◆ TASK INPUTS:

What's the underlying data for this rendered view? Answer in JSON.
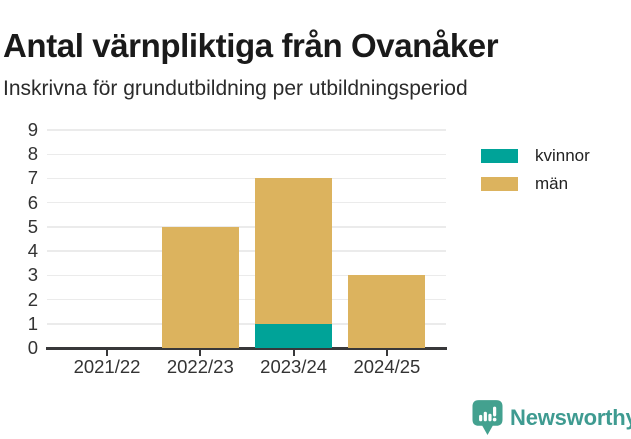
{
  "header": {
    "title": "Antal värnpliktiga från Ovanåker",
    "subtitle": "Inskrivna för grundutbildning per utbildningsperiod"
  },
  "chart_data": {
    "type": "bar",
    "stacked": true,
    "title": "Antal värnpliktiga från Ovanåker",
    "subtitle": "Inskrivna för grundutbildning per utbildningsperiod",
    "categories": [
      "2021/22",
      "2022/23",
      "2023/24",
      "2024/25"
    ],
    "series": [
      {
        "name": "kvinnor",
        "color": "#00A398",
        "values": [
          0,
          0,
          1,
          0
        ]
      },
      {
        "name": "män",
        "color": "#DCB35E",
        "values": [
          0,
          5,
          6,
          3
        ]
      }
    ],
    "totals": [
      0,
      5,
      7,
      3
    ],
    "ylim": [
      0,
      9
    ],
    "yticks": [
      0,
      1,
      2,
      3,
      4,
      5,
      6,
      7,
      8,
      9
    ],
    "xlabel": "",
    "ylabel": "",
    "grid": true,
    "legend_position": "right-top"
  },
  "legend": {
    "items": [
      {
        "label": "kvinnor",
        "color": "#00A398"
      },
      {
        "label": "män",
        "color": "#DCB35E"
      }
    ]
  },
  "footer": {
    "brand": "Newsworthy",
    "brand_color": "#3F9B91",
    "logo_color": "#43A18F"
  }
}
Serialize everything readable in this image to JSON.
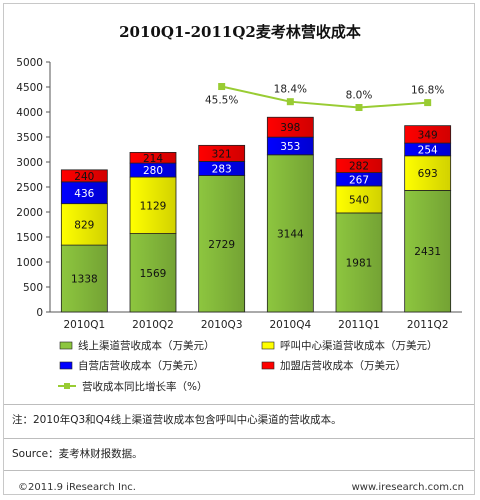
{
  "chart_data": {
    "type": "bar",
    "title": "2010Q1-2011Q2麦考林营收成本",
    "categories": [
      "2010Q1",
      "2010Q2",
      "2010Q3",
      "2010Q4",
      "2011Q1",
      "2011Q2"
    ],
    "ylim": [
      0,
      5000
    ],
    "yticks": [
      0,
      500,
      1000,
      1500,
      2000,
      2500,
      3000,
      3500,
      4000,
      4500,
      5000
    ],
    "grid": false,
    "legend_placement": "bottom",
    "series": [
      {
        "name": "线上渠道营收成本（万美元）",
        "color": "#8dc63f",
        "values": [
          1338,
          1569,
          2729,
          3144,
          1981,
          2431
        ]
      },
      {
        "name": "呼叫中心渠道营收成本（万美元）",
        "color": "#ffff00",
        "values": [
          829,
          1129,
          null,
          null,
          540,
          693
        ]
      },
      {
        "name": "自营店营收成本（万美元）",
        "color": "#0000ff",
        "values": [
          436,
          280,
          283,
          353,
          267,
          254
        ]
      },
      {
        "name": "加盟店营收成本（万美元）",
        "color": "#ff0000",
        "values": [
          240,
          214,
          321,
          398,
          282,
          349
        ]
      }
    ],
    "line": {
      "name": "营收成本同比增长率（%）",
      "color": "#99cc33",
      "categories": [
        "2010Q3",
        "2010Q4",
        "2011Q1",
        "2011Q2"
      ],
      "labels": [
        "45.5%",
        "18.4%",
        "8.0%",
        "16.8%"
      ]
    }
  },
  "note": "注：2010年Q3和Q4线上渠道营收成本包含呼叫中心渠道的营收成本。",
  "source": "Source：麦考林财报数据。",
  "footer": {
    "copyright": "©2011.9 iResearch Inc.",
    "website": "www.iresearch.com.cn"
  }
}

◆ TASK TO COMPLETE: Write out the listing above again, exactly, but with no pictures in the copy.

◆ TASK RESPONSE:
What's the underlying data for this rendered view? Answer in JSON.
{
  "header": {
    "title": "Antal värnpliktiga från Ovanåker",
    "subtitle": "Inskrivna för grundutbildning per utbildningsperiod"
  },
  "chart_data": {
    "type": "bar",
    "stacked": true,
    "title": "Antal värnpliktiga från Ovanåker",
    "subtitle": "Inskrivna för grundutbildning per utbildningsperiod",
    "categories": [
      "2021/22",
      "2022/23",
      "2023/24",
      "2024/25"
    ],
    "series": [
      {
        "name": "kvinnor",
        "color": "#00A398",
        "values": [
          0,
          0,
          1,
          0
        ]
      },
      {
        "name": "män",
        "color": "#DCB35E",
        "values": [
          0,
          5,
          6,
          3
        ]
      }
    ],
    "totals": [
      0,
      5,
      7,
      3
    ],
    "ylim": [
      0,
      9
    ],
    "yticks": [
      0,
      1,
      2,
      3,
      4,
      5,
      6,
      7,
      8,
      9
    ],
    "xlabel": "",
    "ylabel": "",
    "grid": true,
    "legend_position": "right-top"
  },
  "legend": {
    "items": [
      {
        "label": "kvinnor",
        "color": "#00A398"
      },
      {
        "label": "män",
        "color": "#DCB35E"
      }
    ]
  },
  "footer": {
    "brand": "Newsworthy",
    "brand_color": "#3F9B91",
    "logo_color": "#43A18F"
  }
}
Serialize everything readable in this image to JSON.
{
  "chart_data": {
    "type": "bar",
    "title": "2010Q1-2011Q2麦考林营收成本",
    "categories": [
      "2010Q1",
      "2010Q2",
      "2010Q3",
      "2010Q4",
      "2011Q1",
      "2011Q2"
    ],
    "ylim": [
      0,
      5000
    ],
    "yticks": [
      0,
      500,
      1000,
      1500,
      2000,
      2500,
      3000,
      3500,
      4000,
      4500,
      5000
    ],
    "grid": false,
    "legend_placement": "bottom",
    "series": [
      {
        "name": "线上渠道营收成本（万美元）",
        "color": "#8dc63f",
        "values": [
          1338,
          1569,
          2729,
          3144,
          1981,
          2431
        ]
      },
      {
        "name": "呼叫中心渠道营收成本（万美元）",
        "color": "#ffff00",
        "values": [
          829,
          1129,
          null,
          null,
          540,
          693
        ]
      },
      {
        "name": "自营店营收成本（万美元）",
        "color": "#0000ff",
        "values": [
          436,
          280,
          283,
          353,
          267,
          254
        ]
      },
      {
        "name": "加盟店营收成本（万美元）",
        "color": "#ff0000",
        "values": [
          240,
          214,
          321,
          398,
          282,
          349
        ]
      }
    ],
    "line": {
      "name": "营收成本同比增长率（%）",
      "color": "#99cc33",
      "categories": [
        "2010Q3",
        "2010Q4",
        "2011Q1",
        "2011Q2"
      ],
      "labels": [
        "45.5%",
        "18.4%",
        "8.0%",
        "16.8%"
      ]
    }
  },
  "note": "注：2010年Q3和Q4线上渠道营收成本包含呼叫中心渠道的营收成本。",
  "source": "Source：麦考林财报数据。",
  "footer": {
    "copyright": "©2011.9 iResearch Inc.",
    "website": "www.iresearch.com.cn"
  }
}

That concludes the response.